WHAT IS EXPECTED -
Reproduce word for word the part of the data that runs from the line containing "Patent image size: (1020, 644)." through the line containing "The point of the inspection line 91", both lines included.

THE DATA -
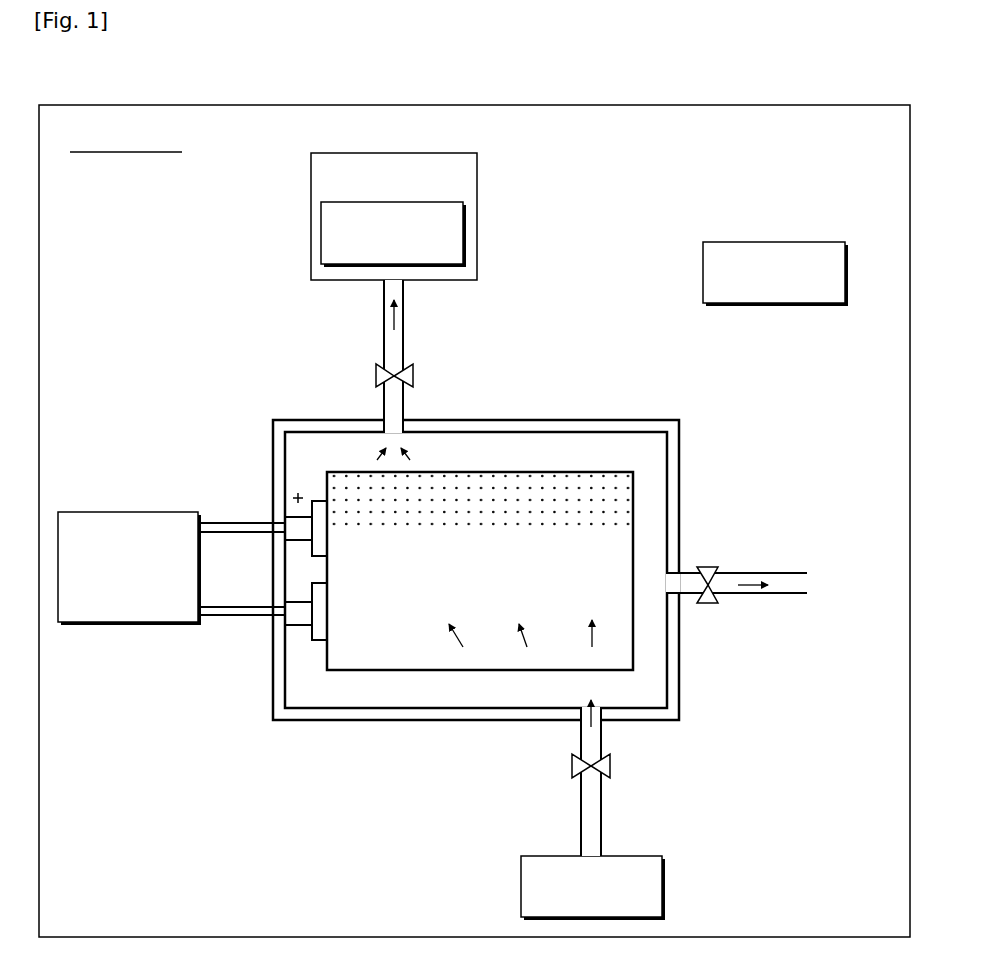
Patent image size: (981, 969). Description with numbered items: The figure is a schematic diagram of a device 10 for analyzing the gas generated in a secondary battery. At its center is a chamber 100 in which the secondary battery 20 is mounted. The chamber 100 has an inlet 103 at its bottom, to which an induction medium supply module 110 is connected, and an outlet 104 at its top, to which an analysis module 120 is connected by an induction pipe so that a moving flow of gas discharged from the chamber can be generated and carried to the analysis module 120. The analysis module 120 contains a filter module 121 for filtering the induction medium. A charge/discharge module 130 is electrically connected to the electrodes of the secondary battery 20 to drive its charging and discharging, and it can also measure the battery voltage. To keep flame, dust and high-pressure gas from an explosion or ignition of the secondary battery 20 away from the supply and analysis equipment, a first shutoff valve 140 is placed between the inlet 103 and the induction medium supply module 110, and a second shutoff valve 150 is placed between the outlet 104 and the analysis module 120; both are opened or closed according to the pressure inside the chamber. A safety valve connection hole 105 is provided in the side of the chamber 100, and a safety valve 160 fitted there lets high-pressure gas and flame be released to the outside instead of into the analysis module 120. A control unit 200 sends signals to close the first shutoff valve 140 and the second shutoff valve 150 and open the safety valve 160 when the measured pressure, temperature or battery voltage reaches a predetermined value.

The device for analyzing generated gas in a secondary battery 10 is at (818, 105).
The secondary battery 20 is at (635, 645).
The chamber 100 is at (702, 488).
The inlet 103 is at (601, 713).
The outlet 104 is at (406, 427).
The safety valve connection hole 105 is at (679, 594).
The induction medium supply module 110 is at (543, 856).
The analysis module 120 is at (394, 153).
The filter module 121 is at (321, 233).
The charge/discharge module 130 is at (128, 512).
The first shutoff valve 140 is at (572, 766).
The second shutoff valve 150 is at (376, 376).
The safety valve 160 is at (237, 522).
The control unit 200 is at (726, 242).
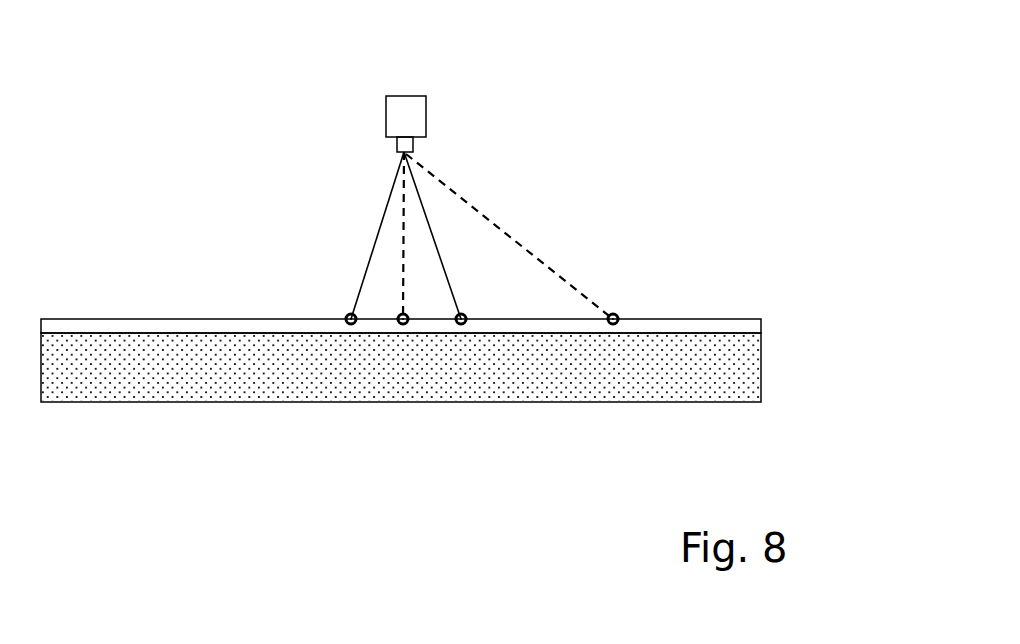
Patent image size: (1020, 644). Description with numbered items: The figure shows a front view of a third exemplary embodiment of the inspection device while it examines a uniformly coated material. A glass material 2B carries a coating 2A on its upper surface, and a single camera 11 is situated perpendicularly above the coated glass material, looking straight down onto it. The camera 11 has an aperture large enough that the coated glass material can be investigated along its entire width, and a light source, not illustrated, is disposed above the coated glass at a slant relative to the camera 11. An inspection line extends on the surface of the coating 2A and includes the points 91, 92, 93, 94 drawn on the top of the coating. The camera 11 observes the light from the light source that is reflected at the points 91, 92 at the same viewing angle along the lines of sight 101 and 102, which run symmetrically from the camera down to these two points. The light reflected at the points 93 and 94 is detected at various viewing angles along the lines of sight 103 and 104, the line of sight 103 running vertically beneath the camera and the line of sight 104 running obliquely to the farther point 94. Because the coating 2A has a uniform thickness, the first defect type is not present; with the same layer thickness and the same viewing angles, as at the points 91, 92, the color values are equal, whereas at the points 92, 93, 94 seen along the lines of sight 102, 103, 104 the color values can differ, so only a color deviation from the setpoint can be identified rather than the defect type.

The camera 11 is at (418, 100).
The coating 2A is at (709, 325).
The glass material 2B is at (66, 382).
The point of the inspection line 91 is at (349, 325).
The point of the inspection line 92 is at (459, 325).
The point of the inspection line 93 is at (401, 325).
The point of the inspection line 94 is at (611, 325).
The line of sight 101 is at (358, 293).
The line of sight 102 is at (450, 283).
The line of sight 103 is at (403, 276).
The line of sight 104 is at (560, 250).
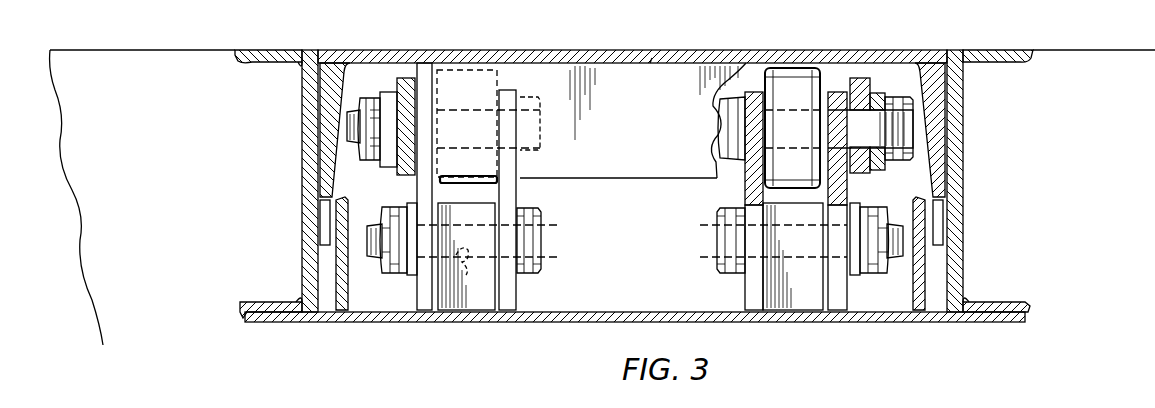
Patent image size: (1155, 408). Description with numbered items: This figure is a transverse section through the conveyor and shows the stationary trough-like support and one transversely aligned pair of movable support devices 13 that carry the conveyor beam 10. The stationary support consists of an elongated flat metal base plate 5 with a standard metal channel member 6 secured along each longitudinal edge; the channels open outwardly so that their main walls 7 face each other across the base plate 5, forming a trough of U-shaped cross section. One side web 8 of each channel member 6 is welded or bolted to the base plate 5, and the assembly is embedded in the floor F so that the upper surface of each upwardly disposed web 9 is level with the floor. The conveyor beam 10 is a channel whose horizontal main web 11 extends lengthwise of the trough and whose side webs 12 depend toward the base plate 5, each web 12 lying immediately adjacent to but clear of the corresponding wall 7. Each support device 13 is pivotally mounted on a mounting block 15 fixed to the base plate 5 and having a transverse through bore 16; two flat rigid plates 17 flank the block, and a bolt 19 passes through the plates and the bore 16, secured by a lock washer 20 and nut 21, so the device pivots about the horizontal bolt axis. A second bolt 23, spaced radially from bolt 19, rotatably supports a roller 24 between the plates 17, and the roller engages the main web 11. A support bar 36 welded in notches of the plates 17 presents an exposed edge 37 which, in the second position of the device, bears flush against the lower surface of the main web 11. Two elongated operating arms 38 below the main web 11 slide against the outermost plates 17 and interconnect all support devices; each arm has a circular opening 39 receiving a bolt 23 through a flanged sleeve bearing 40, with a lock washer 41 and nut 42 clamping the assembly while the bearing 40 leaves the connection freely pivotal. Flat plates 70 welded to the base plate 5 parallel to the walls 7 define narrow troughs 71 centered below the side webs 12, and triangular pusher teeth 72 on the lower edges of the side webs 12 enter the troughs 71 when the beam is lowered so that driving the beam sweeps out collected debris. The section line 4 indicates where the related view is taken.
* * *
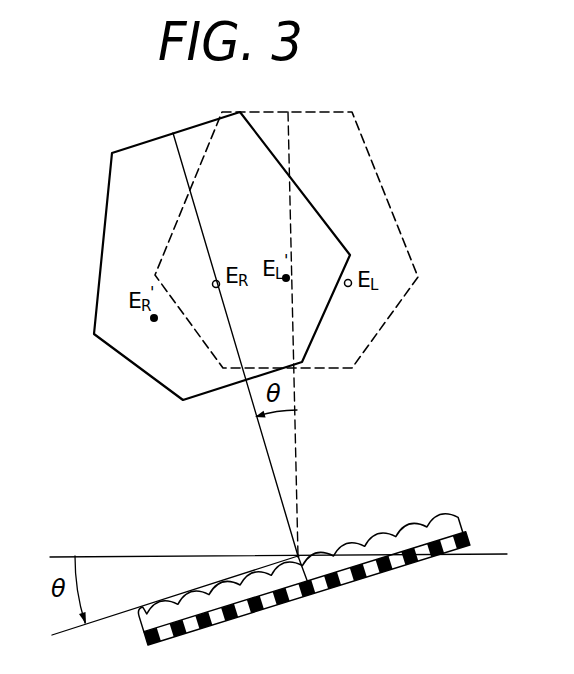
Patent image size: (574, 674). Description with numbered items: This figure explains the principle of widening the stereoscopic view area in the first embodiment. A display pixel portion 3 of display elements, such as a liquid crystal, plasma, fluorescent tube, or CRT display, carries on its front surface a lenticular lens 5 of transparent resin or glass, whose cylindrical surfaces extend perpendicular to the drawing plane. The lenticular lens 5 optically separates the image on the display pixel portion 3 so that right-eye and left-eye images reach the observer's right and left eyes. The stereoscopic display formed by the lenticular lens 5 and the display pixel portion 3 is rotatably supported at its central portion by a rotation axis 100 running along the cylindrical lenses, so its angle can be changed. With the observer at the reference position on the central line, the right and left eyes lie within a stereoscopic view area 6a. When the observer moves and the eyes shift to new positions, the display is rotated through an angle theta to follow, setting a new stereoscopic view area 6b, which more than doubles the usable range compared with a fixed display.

EXPECTED OUTPUT -
Patent image size: (1020, 644). Description with numbered items: The figure shows a front view of a third exemplary embodiment of the inspection device while it examines a uniformly coated material. A glass material 2B carries a coating 2A on its upper surface, and a single camera 11 is situated perpendicularly above the coated glass material, looking straight down onto it. The camera 11 has an aperture large enough that the coated glass material can be investigated along its entire width, and a light source, not illustrated, is disposed above the coated glass at a slant relative to the camera 11. An inspection line extends on the surface of the coating 2A and includes the points 91, 92, 93, 94 drawn on the top of the coating. The camera 11 observes the light from the light source that is reflected at the points 91, 92 at the same viewing angle along the lines of sight 101 and 102, which run symmetrically from the camera down to these two points. The light reflected at the points 93 and 94 is detected at various viewing angles along the lines of sight 103 and 104, the line of sight 103 running vertically beneath the camera and the line of sight 104 running obliquely to the farther point 94. Because the coating 2A has a uniform thickness, the first defect type is not present; with the same layer thickness and the same viewing angles, as at the points 91, 92, the color values are equal, whereas at the points 92, 93, 94 seen along the lines of sight 102, 103, 104 the color values can differ, so only a color deviation from the setpoint can be identified rather than the defect type.

The camera 11 is at (418, 100).
The coating 2A is at (709, 325).
The glass material 2B is at (66, 382).
The point of the inspection line 91 is at (349, 325).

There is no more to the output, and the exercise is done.